(Items from a dataset)
....
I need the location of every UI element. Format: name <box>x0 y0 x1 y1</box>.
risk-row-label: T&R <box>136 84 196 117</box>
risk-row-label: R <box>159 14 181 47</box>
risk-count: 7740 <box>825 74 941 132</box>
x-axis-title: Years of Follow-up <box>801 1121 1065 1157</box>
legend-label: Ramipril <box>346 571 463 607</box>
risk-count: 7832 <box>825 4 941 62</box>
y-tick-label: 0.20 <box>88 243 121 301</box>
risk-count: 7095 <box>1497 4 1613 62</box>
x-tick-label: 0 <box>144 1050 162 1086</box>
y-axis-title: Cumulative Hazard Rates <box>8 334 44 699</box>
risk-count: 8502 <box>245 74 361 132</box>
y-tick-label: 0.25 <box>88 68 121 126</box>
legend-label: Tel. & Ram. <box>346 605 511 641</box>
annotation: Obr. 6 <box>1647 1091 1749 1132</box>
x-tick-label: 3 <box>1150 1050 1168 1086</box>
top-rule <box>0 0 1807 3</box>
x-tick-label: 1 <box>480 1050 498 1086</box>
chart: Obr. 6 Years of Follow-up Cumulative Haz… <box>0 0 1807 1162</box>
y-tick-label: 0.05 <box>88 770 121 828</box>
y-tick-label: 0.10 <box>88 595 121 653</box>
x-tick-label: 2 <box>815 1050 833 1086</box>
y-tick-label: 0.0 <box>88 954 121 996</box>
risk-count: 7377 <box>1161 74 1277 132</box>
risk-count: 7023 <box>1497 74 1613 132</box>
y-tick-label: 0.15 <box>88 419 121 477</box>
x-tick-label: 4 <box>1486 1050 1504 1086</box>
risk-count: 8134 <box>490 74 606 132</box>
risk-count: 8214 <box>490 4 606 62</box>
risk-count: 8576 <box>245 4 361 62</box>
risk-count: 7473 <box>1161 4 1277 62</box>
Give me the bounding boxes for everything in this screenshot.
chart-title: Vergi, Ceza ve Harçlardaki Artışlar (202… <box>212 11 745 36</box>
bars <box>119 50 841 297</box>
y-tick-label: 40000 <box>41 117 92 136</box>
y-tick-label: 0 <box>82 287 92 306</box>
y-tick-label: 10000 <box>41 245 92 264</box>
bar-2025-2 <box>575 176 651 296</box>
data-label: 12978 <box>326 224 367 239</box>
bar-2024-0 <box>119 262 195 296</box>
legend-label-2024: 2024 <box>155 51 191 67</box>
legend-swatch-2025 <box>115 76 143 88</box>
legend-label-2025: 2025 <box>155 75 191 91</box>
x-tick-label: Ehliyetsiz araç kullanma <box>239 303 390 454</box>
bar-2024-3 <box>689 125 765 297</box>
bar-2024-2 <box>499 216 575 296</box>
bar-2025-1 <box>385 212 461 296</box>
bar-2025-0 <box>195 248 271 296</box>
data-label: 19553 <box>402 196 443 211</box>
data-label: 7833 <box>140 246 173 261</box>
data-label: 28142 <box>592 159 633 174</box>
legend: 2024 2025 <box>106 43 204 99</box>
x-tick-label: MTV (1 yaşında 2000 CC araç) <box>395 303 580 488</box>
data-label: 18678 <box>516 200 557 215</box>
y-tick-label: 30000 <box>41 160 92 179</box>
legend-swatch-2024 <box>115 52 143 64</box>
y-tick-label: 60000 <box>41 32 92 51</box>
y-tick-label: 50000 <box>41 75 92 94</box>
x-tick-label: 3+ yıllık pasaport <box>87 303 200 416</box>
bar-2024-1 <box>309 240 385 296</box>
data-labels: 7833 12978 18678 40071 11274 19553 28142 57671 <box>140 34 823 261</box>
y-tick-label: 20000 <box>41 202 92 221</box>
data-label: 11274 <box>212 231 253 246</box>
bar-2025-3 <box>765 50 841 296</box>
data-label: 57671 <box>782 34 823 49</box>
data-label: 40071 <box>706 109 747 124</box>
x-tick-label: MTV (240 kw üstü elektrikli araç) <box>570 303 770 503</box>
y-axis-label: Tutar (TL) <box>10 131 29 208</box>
....
- Work to complete
Can you reproduce the listing above with every "risk-count" changed to "at-risk-count" and everything else left as it is?

- Reply
I need the location of every UI element. Format: name <box>x0 y0 x1 y1</box>.
risk-row-label: T&R <box>136 84 196 117</box>
risk-row-label: R <box>159 14 181 47</box>
at-risk-count: 7740 <box>825 74 941 132</box>
x-axis-title: Years of Follow-up <box>801 1121 1065 1157</box>
legend-label: Ramipril <box>346 571 463 607</box>
at-risk-count: 7832 <box>825 4 941 62</box>
y-tick-label: 0.20 <box>88 243 121 301</box>
at-risk-count: 7095 <box>1497 4 1613 62</box>
x-tick-label: 0 <box>144 1050 162 1086</box>
y-axis-title: Cumulative Hazard Rates <box>8 334 44 699</box>
at-risk-count: 8502 <box>245 74 361 132</box>
y-tick-label: 0.25 <box>88 68 121 126</box>
legend-label: Tel. & Ram. <box>346 605 511 641</box>
annotation: Obr. 6 <box>1647 1091 1749 1132</box>
x-tick-label: 3 <box>1150 1050 1168 1086</box>
top-rule <box>0 0 1807 3</box>
x-tick-label: 1 <box>480 1050 498 1086</box>
chart: Obr. 6 Years of Follow-up Cumulative Haz… <box>0 0 1807 1162</box>
y-tick-label: 0.05 <box>88 770 121 828</box>
y-tick-label: 0.10 <box>88 595 121 653</box>
x-tick-label: 2 <box>815 1050 833 1086</box>
y-tick-label: 0.0 <box>88 954 121 996</box>
at-risk-count: 7377 <box>1161 74 1277 132</box>
at-risk-count: 7023 <box>1497 74 1613 132</box>
y-tick-label: 0.15 <box>88 419 121 477</box>
x-tick-label: 4 <box>1486 1050 1504 1086</box>
at-risk-count: 8134 <box>490 74 606 132</box>
at-risk-count: 8214 <box>490 4 606 62</box>
at-risk-count: 8576 <box>245 4 361 62</box>
at-risk-count: 7473 <box>1161 4 1277 62</box>
Give me the bounding boxes for everything in this screenshot.
chart-title: Vergi, Ceza ve Harçlardaki Artışlar (202… <box>212 11 745 36</box>
bars <box>119 50 841 297</box>
y-tick-label: 40000 <box>41 117 92 136</box>
y-tick-label: 0 <box>82 287 92 306</box>
y-tick-label: 10000 <box>41 245 92 264</box>
bar-2025-2 <box>575 176 651 296</box>
data-label: 12978 <box>326 224 367 239</box>
bar-2024-0 <box>119 262 195 296</box>
legend-label-2024: 2024 <box>155 51 191 67</box>
legend-swatch-2025 <box>115 76 143 88</box>
legend-label-2025: 2025 <box>155 75 191 91</box>
x-tick-label: Ehliyetsiz araç kullanma <box>239 303 390 454</box>
bar-2024-3 <box>689 125 765 297</box>
bar-2024-2 <box>499 216 575 296</box>
bar-2025-1 <box>385 212 461 296</box>
bar-2025-0 <box>195 248 271 296</box>
data-label: 19553 <box>402 196 443 211</box>
data-label: 7833 <box>140 246 173 261</box>
data-label: 28142 <box>592 159 633 174</box>
legend: 2024 2025 <box>106 43 204 99</box>
x-tick-label: MTV (1 yaşında 2000 CC araç) <box>395 303 580 488</box>
data-label: 18678 <box>516 200 557 215</box>
y-tick-label: 30000 <box>41 160 92 179</box>
legend-swatch-2024 <box>115 52 143 64</box>
y-tick-label: 60000 <box>41 32 92 51</box>
y-tick-label: 50000 <box>41 75 92 94</box>
x-tick-label: 3+ yıllık pasaport <box>87 303 200 416</box>
bar-2024-1 <box>309 240 385 296</box>
data-labels: 7833 12978 18678 40071 11274 19553 28142 57671 <box>140 34 823 261</box>
y-tick-label: 20000 <box>41 202 92 221</box>
data-label: 11274 <box>212 231 253 246</box>
bar-2025-3 <box>765 50 841 296</box>
data-label: 57671 <box>782 34 823 49</box>
data-label: 40071 <box>706 109 747 124</box>
x-tick-label: MTV (240 kw üstü elektrikli araç) <box>570 303 770 503</box>
y-axis-label: Tutar (TL) <box>10 131 29 208</box>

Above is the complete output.